Restate the full set of records exactly, word for word.
-- Start Dataset --
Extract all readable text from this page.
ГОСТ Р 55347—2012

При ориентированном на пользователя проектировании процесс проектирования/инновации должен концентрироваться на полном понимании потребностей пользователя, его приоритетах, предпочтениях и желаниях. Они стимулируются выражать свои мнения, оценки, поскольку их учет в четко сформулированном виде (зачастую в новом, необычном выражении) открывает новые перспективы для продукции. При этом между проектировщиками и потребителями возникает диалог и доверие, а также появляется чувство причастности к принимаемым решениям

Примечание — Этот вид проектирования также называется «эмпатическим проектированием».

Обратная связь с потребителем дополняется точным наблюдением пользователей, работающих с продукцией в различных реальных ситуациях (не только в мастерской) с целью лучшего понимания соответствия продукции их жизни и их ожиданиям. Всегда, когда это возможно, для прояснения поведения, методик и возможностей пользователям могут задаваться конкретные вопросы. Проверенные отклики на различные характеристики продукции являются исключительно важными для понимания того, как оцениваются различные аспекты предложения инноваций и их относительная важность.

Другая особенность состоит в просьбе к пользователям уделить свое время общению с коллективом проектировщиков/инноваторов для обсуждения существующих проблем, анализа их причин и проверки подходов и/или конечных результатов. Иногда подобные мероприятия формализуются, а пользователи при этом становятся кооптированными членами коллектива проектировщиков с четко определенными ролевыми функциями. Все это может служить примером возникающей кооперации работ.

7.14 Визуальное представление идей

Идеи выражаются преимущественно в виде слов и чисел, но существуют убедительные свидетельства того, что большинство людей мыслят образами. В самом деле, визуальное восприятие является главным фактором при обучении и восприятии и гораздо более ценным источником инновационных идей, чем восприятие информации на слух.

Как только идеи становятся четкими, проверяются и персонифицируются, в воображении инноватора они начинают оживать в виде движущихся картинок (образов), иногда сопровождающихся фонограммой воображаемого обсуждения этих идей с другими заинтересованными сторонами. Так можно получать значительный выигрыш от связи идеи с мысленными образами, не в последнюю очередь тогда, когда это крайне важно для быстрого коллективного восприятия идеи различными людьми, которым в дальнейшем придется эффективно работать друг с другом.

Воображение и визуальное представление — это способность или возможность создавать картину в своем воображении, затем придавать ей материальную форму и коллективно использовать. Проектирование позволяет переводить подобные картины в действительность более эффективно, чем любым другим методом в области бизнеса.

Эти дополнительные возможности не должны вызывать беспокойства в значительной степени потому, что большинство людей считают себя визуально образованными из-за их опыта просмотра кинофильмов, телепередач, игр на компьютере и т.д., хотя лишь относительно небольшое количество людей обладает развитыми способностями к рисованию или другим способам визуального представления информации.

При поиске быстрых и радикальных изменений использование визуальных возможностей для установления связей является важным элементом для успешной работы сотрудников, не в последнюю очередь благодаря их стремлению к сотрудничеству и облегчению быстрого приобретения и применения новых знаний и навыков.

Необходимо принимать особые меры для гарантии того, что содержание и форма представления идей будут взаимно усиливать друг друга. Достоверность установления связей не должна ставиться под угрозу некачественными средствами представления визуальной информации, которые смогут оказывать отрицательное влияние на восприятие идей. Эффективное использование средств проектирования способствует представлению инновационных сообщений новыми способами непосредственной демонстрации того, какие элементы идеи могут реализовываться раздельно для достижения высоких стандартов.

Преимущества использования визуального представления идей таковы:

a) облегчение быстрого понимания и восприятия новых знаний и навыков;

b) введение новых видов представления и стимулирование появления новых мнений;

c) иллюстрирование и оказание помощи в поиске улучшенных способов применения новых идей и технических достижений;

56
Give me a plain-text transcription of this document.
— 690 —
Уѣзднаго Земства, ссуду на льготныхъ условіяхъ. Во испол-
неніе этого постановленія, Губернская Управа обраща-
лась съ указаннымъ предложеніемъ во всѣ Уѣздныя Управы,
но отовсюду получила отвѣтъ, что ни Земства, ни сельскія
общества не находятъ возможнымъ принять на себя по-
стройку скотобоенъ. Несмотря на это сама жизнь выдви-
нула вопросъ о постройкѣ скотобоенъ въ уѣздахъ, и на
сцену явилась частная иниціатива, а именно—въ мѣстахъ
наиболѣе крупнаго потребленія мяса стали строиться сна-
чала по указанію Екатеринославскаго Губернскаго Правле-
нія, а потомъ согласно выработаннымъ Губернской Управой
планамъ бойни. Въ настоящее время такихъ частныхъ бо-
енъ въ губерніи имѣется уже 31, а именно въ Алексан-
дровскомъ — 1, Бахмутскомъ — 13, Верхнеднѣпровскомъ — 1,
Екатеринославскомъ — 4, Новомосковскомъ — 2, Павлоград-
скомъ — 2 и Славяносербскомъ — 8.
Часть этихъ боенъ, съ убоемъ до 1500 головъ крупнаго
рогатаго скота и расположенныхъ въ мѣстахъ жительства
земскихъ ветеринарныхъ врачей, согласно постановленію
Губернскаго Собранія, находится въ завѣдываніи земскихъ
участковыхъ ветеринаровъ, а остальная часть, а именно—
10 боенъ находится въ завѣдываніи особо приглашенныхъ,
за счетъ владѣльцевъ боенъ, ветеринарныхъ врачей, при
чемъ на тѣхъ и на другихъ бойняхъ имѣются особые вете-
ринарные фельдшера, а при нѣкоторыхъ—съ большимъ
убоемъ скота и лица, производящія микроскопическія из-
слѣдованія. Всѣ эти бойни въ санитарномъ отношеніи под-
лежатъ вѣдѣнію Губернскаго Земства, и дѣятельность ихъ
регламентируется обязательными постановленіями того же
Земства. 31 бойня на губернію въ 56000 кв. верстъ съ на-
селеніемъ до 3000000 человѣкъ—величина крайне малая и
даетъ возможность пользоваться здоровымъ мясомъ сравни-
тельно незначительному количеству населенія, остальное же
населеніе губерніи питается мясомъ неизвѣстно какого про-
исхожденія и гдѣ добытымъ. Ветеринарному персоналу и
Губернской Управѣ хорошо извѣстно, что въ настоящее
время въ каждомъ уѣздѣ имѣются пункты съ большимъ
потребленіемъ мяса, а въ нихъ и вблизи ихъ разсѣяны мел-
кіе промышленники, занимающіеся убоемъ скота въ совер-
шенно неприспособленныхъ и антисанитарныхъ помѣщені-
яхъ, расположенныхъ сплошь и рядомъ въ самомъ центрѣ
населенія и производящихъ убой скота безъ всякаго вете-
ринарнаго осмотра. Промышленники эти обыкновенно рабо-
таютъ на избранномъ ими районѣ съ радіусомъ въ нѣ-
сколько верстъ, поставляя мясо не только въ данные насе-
-- End Dataset --
_Solved exercise_
Extract all readable text from this page.
ГОСТ Р 55347—2012

При ориентированном на пользователя проектировании процесс проектирования/инновации должен концентрироваться на полном понимании потребностей пользователя, его приоритетах, предпочтениях и желаниях. Они стимулируются выражать свои мнения, оценки, поскольку их учет в четко сформулированном виде (зачастую в новом, необычном выражении) открывает новые перспективы для продукции. При этом между проектировщиками и потребителями возникает диалог и доверие, а также появляется чувство причастности к принимаемым решениям

Примечание — Этот вид проектирования также называется «эмпатическим проектированием».

Обратная связь с потребителем дополняется точным наблюдением пользователей, работающих с продукцией в различных реальных ситуациях (не только в мастерской) с целью лучшего понимания соответствия продукции их жизни и их ожиданиям. Всегда, когда это возможно, для прояснения поведения, методик и возможностей пользователям могут задаваться конкретные вопросы. Проверенные отклики на различные характеристики продукции являются исключительно важными для понимания того, как оцениваются различные аспекты предложения инноваций и их относительная важность.

Другая особенность состоит в просьбе к пользователям уделить свое время общению с коллективом проектировщиков/инноваторов для обсуждения существующих проблем, анализа их причин и проверки подходов и/или конечных результатов. Иногда подобные мероприятия формализуются, а пользователи при этом становятся кооптированными членами коллектива проектировщиков с четко определенными ролевыми функциями. Все это может служить примером возникающей кооперации работ.

7.14 Визуальное представление идей

Идеи выражаются преимущественно в виде слов и чисел, но существуют убедительные свидетельства того, что большинство людей мыслят образами. В самом деле, визуальное восприятие является главным фактором при обучении и восприятии и гораздо более ценным источником инновационных идей, чем восприятие информации на слух.

Как только идеи становятся четкими, проверяются и персонифицируются, в воображении инноватора они начинают оживать в виде движущихся картинок (образов), иногда сопровождающихся фонограммой воображаемого обсуждения этих идей с другими заинтересованными сторонами. Так можно получать значительный выигрыш от связи идеи с мысленными образами, не в последнюю очередь тогда, когда это крайне важно для быстрого коллективного восприятия идеи различными людьми, которым в дальнейшем придется эффективно работать друг с другом.

Воображение и визуальное представление — это способность или возможность создавать картину в своем воображении, затем придавать ей материальную форму и коллективно использовать. Проектирование позволяет переводить подобные картины в действительность более эффективно, чем любым другим методом в области бизнеса.

Эти дополнительные возможности не должны вызывать беспокойства в значительной степени потому, что большинство людей считают себя визуально образованными из-за их опыта просмотра кинофильмов, телепередач, игр на компьютере и т.д., хотя лишь относительно небольшое количество людей обладает развитыми способностями к рисованию или другим способам визуального представления информации.

При поиске быстрых и радикальных изменений использование визуальных возможностей для установления связей является важным элементом для успешной работы сотрудников, не в последнюю очередь благодаря их стремлению к сотрудничеству и облегчению быстрого приобретения и применения новых знаний и навыков.

Необходимо принимать особые меры для гарантии того, что содержание и форма представления идей будут взаимно усиливать друг друга. Достоверность установления связей не должна ставиться под угрозу некачественными средствами представления визуальной информации, которые смогут оказывать отрицательное влияние на восприятие идей. Эффективное использование средств проектирования способствует представлению инновационных сообщений новыми способами непосредственной демонстрации того, какие элементы идеи могут реализовываться раздельно для достижения высоких стандартов.

Преимущества использования визуального представления идей таковы:

a) облегчение быстрого понимания и восприятия новых знаний и навыков;

b) введение новых видов представления и стимулирование появления новых мнений;

c) иллюстрирование и оказание помощи в поиске улучшенных способов применения новых идей и технических достижений;

56
Give me a plain-text transcription of this document.
— 690 —
Уѣзднаго Земства, ссуду на льготныхъ условіяхъ. Во испол-
неніе этого постановленія, Губернская Управа обраща-
лась съ указаннымъ предложеніемъ во всѣ Уѣздныя Управы,
но отовсюду получила отвѣтъ, что ни Земства, ни сельскія
общества не находятъ возможнымъ принять на себя по-
стройку скотобоенъ. Несмотря на это сама жизнь выдви-
нула вопросъ о постройкѣ скотобоенъ въ уѣздахъ, и на
сцену явилась частная иниціатива, а именно—въ мѣстахъ
наиболѣе крупнаго потребленія мяса стали строиться сна-
чала по указанію Екатеринославскаго Губернскаго Правле-
нія, а потомъ согласно выработаннымъ Губернской Управой
планамъ бойни. Въ настоящее время такихъ частныхъ бо-
енъ въ губерніи имѣется уже 31, а именно въ Алексан-
дровскомъ — 1, Бахмутскомъ — 13, Верхнеднѣпровскомъ — 1,
Екатеринославскомъ — 4, Новомосковскомъ — 2, Павлоград-
скомъ — 2 и Славяносербскомъ — 8.
Часть этихъ боенъ, съ убоемъ до 1500 головъ крупнаго
рогатаго скота и расположенныхъ въ мѣстахъ жительства
земскихъ ветеринарныхъ врачей, согласно постановленію
Губернскаго Собранія, находится въ завѣдываніи земскихъ
участковыхъ ветеринаровъ, а остальная часть, а именно—
10 боенъ находится въ завѣдываніи особо приглашенныхъ,
за счетъ владѣльцевъ боенъ, ветеринарныхъ врачей, при
чемъ на тѣхъ и на другихъ бойняхъ имѣются особые вете-
ринарные фельдшера, а при нѣкоторыхъ—съ большимъ
убоемъ скота и лица, производящія микроскопическія из-
слѣдованія. Всѣ эти бойни въ санитарномъ отношеніи под-
лежатъ вѣдѣнію Губернскаго Земства, и дѣятельность ихъ
регламентируется обязательными постановленіями того же
Земства. 31 бойня на губернію въ 56000 кв. верстъ съ на-
селеніемъ до 3000000 человѣкъ—величина крайне малая и
даетъ возможность пользоваться здоровымъ мясомъ сравни-
тельно незначительному количеству населенія, остальное же
населеніе губерніи питается мясомъ неизвѣстно какого про-
исхожденія и гдѣ добытымъ. Ветеринарному персоналу и
Губернской Управѣ хорошо извѣстно, что въ настоящее
время въ каждомъ уѣздѣ имѣются пункты съ большимъ
потребленіемъ мяса, а въ нихъ и вблизи ихъ разсѣяны мел-
кіе промышленники, занимающіеся убоемъ скота въ совер-
шенно неприспособленныхъ и антисанитарныхъ помѣщені-
яхъ, расположенныхъ сплошь и рядомъ въ самомъ центрѣ
населенія и производящихъ убой скота безъ всякаго вете-
ринарнаго осмотра. Промышленники эти обыкновенно рабо-
таютъ на избранномъ ими районѣ съ радіусомъ въ нѣ-
сколько верстъ, поставляя мясо не только въ данные насе-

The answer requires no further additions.